**Problem details:**
Copy, from the entries below, each line in which the string "auch" appears.

**Material for this task:**
####################

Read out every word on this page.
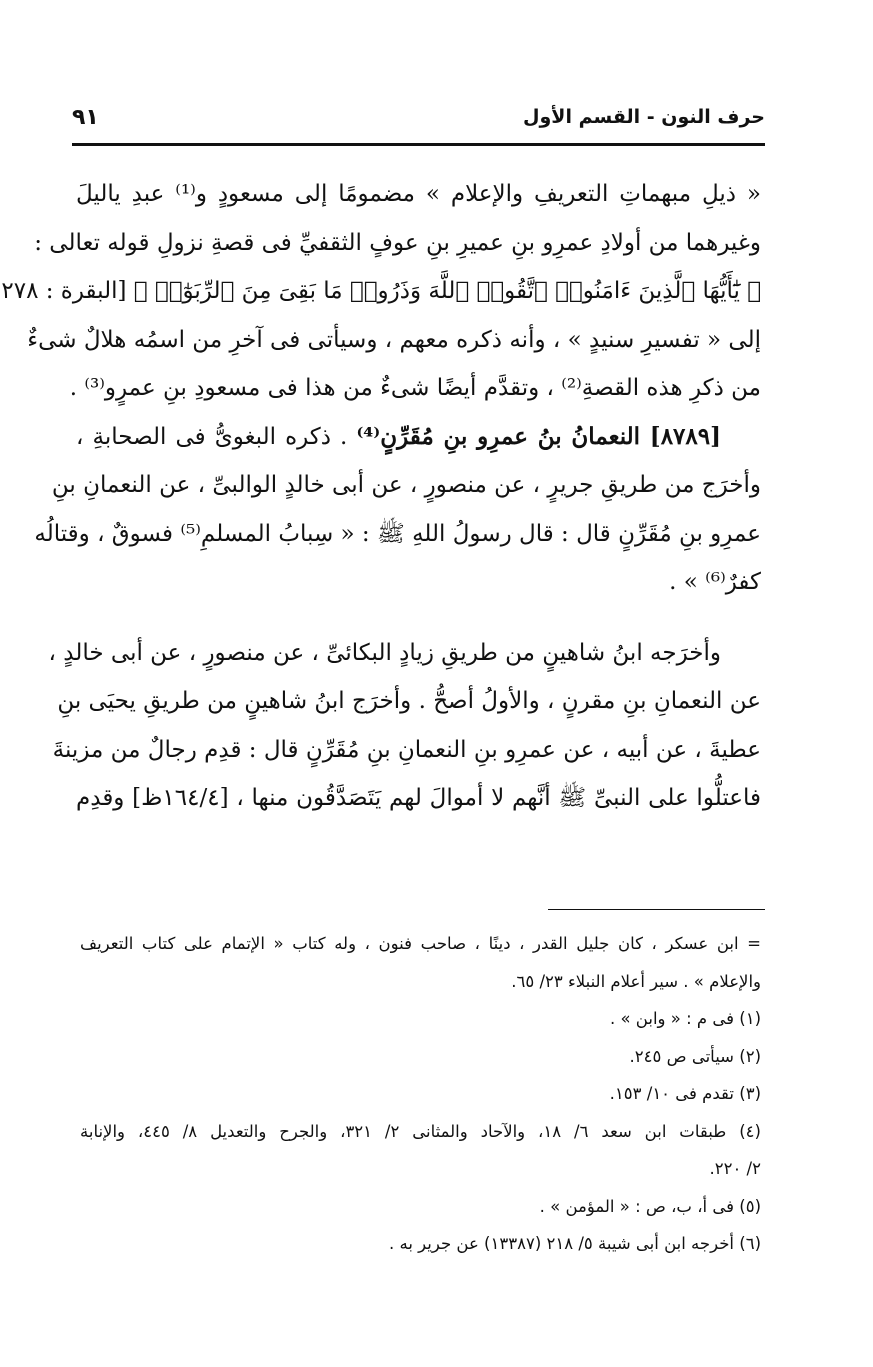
حرف النون - القسم الأول
٩١
« ذيلِ مبهماتِ التعريفِ والإعلام » مضمومًا إلى مسعودٍ و⁽¹⁾ عبدِ ياليلَ
وغيرهما من أولادِ عمرِو بنِ عميرِ بنِ عوفٍ الثقفيِّ فى قصةِ نزولِ قوله تعالى :
﴿ يَٰٓأَيُّهَا ٱلَّذِينَ ءَامَنُوا۟ ٱتَّقُوا۟ ٱللَّهَ وَذَرُوا۟ مَا بَقِىَ مِنَ ٱلرِّبَوٰٓا۟ ﴾ [البقرة : ٢٧٨
إلى « تفسيرِ سنيدٍ » ، وأنه ذكره معهم ، وسيأتى فى آخرِ من اسمُه هلالٌ شىءٌ
من ذكرِ هذه القصةِ⁽²⁾ ، وتقدَّم أيضًا شىءٌ من هذا فى مسعودِ بنِ عمرٍو⁽³⁾ .
[٨٧٨٩] النعمانُ بنُ عمرِو بنِ مُقَرِّنٍ⁽⁴⁾ . ذكره البغوىُّ فى الصحابةِ ،
وأخرَج من طريقِ جريرٍ ، عن منصورٍ ، عن أبى خالدٍ الوالبىِّ ، عن النعمانِ بنِ
عمرِو بنِ مُقَرِّنٍ قال : قال رسولُ اللهِ ﷺ : « سِبابُ المسلمِ⁽⁵⁾ فسوقٌ ، وقتالُه
كفرٌ⁽⁶⁾ » .
وأخرَجه ابنُ شاهينٍ من طريقِ زيادٍ البكائىِّ ، عن منصورٍ ، عن أبى خالدٍ ،
عن النعمانِ بنِ مقرنٍ ، والأولُ أصحُّ . وأخرَج ابنُ شاهينٍ من طريقِ يحيَى بنِ
عطيةَ ، عن أبيه ، عن عمرِو بنِ النعمانِ بنِ مُقَرِّنٍ قال : قدِم رجالٌ من مزينةَ
فاعتلُّوا على النبىِّ ﷺ أنَّهم لا أموالَ لهم يَتَصَدَّقُون منها ، [١٦٤/٤ظ] وقدِم
= ابن عسكر ، كان جليل القدر ، دينًا ، صاحب فنون ، وله كتاب « الإتمام على كتاب التعريف
والإعلام » . سير أعلام النبلاء ٢٣/ ٦٥.
(١) فى م : « وابن » .
(٢) سيأتى ص ٢٤٥.
(٣) تقدم فى ١٠/ ١٥٣.
(٤) طبقات ابن سعد ٦/ ١٨، والآحاد والمثانى ٢/ ٣٢١، والجرح والتعديل ٨/ ٤٤٥، والإنابة
٢/ ٢٢٠.
(٥) فى أ، ب، ص : « المؤمن » .
(٦) أخرجه ابن أبى شيبة ٥/ ٢١٨ (١٣٣٨٧) عن جرير به .
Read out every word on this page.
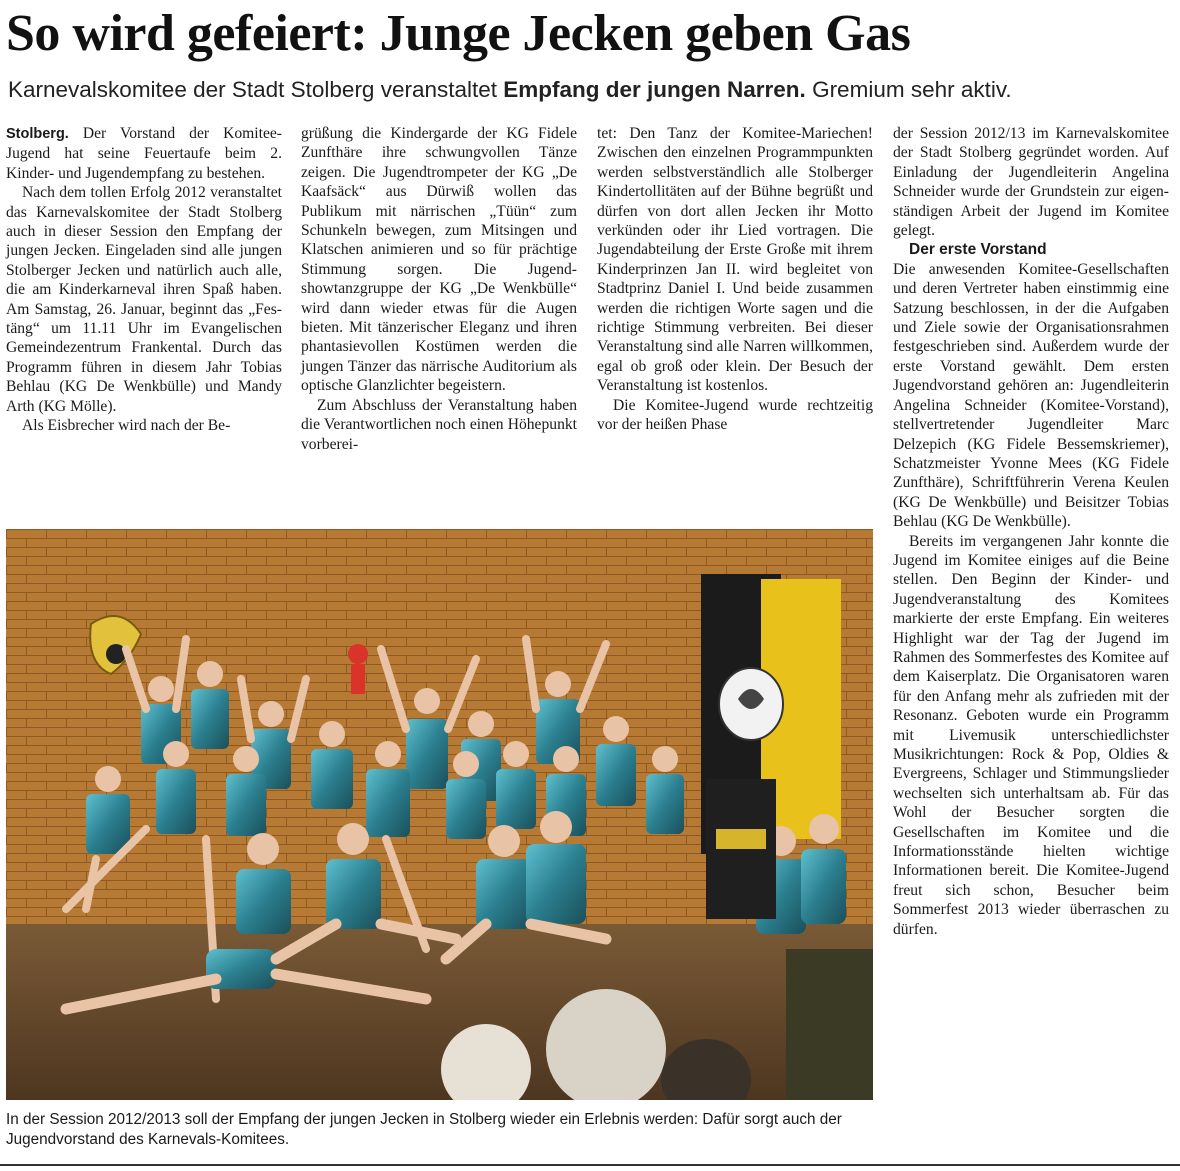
So wird gefeiert: Junge Jecken geben Gas
Karnevalskomitee der Stadt Stolberg veranstaltet Empfang der jungen Narren. Gremium sehr aktiv.

Stolberg. Der Vorstand der Komitee-Jugend hat seine Feuertaufe beim 2. Kinder- und Jugendempfang zu bestehen.

Nach dem tollen Erfolg 2012 veranstaltet das Karnevalskomitee der Stadt Stolberg auch in dieser Session den Empfang der jungen Jecken. Eingeladen sind alle jungen Stolberger Jecken und natürlich auch alle, die am Kinderkarneval ihren Spaß haben. Am Samstag, 26. Januar, beginnt das „Festäng“ um 11.11 Uhr im Evangelischen Gemeindezentrum Frankental. Durch das Programm führen in diesem Jahr Tobias Behlau (KG De Wenkbülle) und Mandy Arth (KG Mölle).

Als Eisbrecher wird nach der Be-

grüßung die Kindergarde der KG Fidele Zunfthäre ihre schwungvollen Tänze zeigen. Die Jugendtrompeter der KG „De Kaafsäck“ aus Dürwiß wollen das Publikum mit närrischen „Tüün“ zum Schunkeln bewegen, zum Mitsingen und Klatschen animieren und so für prächtige Stimmung sorgen. Die Jugendshowtanzgruppe der KG „De Wenkbülle“ wird dann wieder etwas für die Augen bieten. Mit tänzerischer Eleganz und ihren phantasievollen Kostümen werden die jungen Tänzer das närrische Auditorium als optische Glanzlichter begeistern.

Zum Abschluss der Veranstaltung haben die Verantwortlichen noch einen Höhepunkt vorberei-

tet: Den Tanz der Komitee-Mariechen! Zwischen den einzelnen Programmpunkten werden selbstverständlich alle Stolberger Kindertollitäten auf der Bühne begrüßt und dürfen von dort allen Jecken ihr Motto verkünden oder ihr Lied vortragen. Die Jugendabteilung der Erste Große mit ihrem Kinderprinzen Jan II. wird begleitet von Stadtprinz Daniel I. Und beide zusammen werden die richtigen Worte sagen und die richtige Stimmung verbreiten. Bei dieser Veranstaltung sind alle Narren willkommen, egal ob groß oder klein. Der Besuch der Veranstaltung ist kostenlos.

Die Komitee-Jugend wurde rechtzeitig vor der heißen Phase

der Session 2012/13 im Karnevalskomitee der Stadt Stolberg gegründet worden. Auf Einladung der Jugendleiterin Angelina Schneider wurde der Grundstein zur eigenständigen Arbeit der Jugend im Komitee gelegt.

Der erste Vorstand

Die anwesenden Komitee-Gesellschaften und deren Vertreter haben einstimmig eine Satzung beschlossen, in der die Aufgaben und Ziele sowie der Organisationsrahmen festgeschrieben sind. Außerdem wurde der erste Vorstand gewählt. Dem ersten Jugendvorstand gehören an: Jugendleiterin Angelina Schneider (Komitee-Vorstand), stellvertretender Jugendleiter Marc Delzepich (KG Fidele Bessemskriemer), Schatzmeister Yvonne Mees (KG Fidele Zunfthäre), Schriftführerin Verena Keulen (KG De Wenkbülle) und Beisitzer Tobias Behlau (KG De Wenkbülle).

Bereits im vergangenen Jahr konnte die Jugend im Komitee einiges auf die Beine stellen. Den Beginn der Kinder- und Jugendveranstaltung des Komitees markierte der erste Empfang. Ein weiteres Highlight war der Tag der Jugend im Rahmen des Sommerfestes des Komitee auf dem Kaiserplatz. Die Organisatoren waren für den Anfang mehr als zufrieden mit der Resonanz. Geboten wurde ein Programm mit Livemusik unterschiedlichster Musikrichtungen: Rock & Pop, Oldies & Evergreens, Schlager und Stimmungslieder wechselten sich unterhaltsam ab. Für das Wohl der Besucher sorgten die Gesellschaften im Komitee und die Informationsstände hielten wichtige Informationen bereit. Die Komitee-Jugend freut sich schon, Besucher beim Sommerfest 2013 wieder überraschen zu dürfen.

In der Session 2012/2013 soll der Empfang der jungen Jecken in Stolberg wieder ein Erlebnis werden: Dafür sorgt auch der Jugendvorstand des Karnevals-Komitees.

####################

**Solution to the exercise:**
Nach dem tollen Erfolg 2012 veranstaltet das Karnevalskomitee der Stadt Stolberg auch in dieser Session den Empfang der jungen Jecken. Eingeladen sind alle jungen Stolberger Jecken und natürlich auch alle, die am Kinderkarneval ihren Spaß haben. Am Samstag, 26. Januar, beginnt das „Festäng“ um 11.11 Uhr im Evangelischen Gemeindezentrum Frankental. Durch das Programm führen in diesem Jahr Tobias Behlau (KG De Wenkbülle) und Mandy Arth (KG Mölle).
In der Session 2012/2013 soll der Empfang der jungen Jecken in Stolberg wieder ein Erlebnis werden: Dafür sorgt auch der Jugendvorstand des Karnevals-Komitees.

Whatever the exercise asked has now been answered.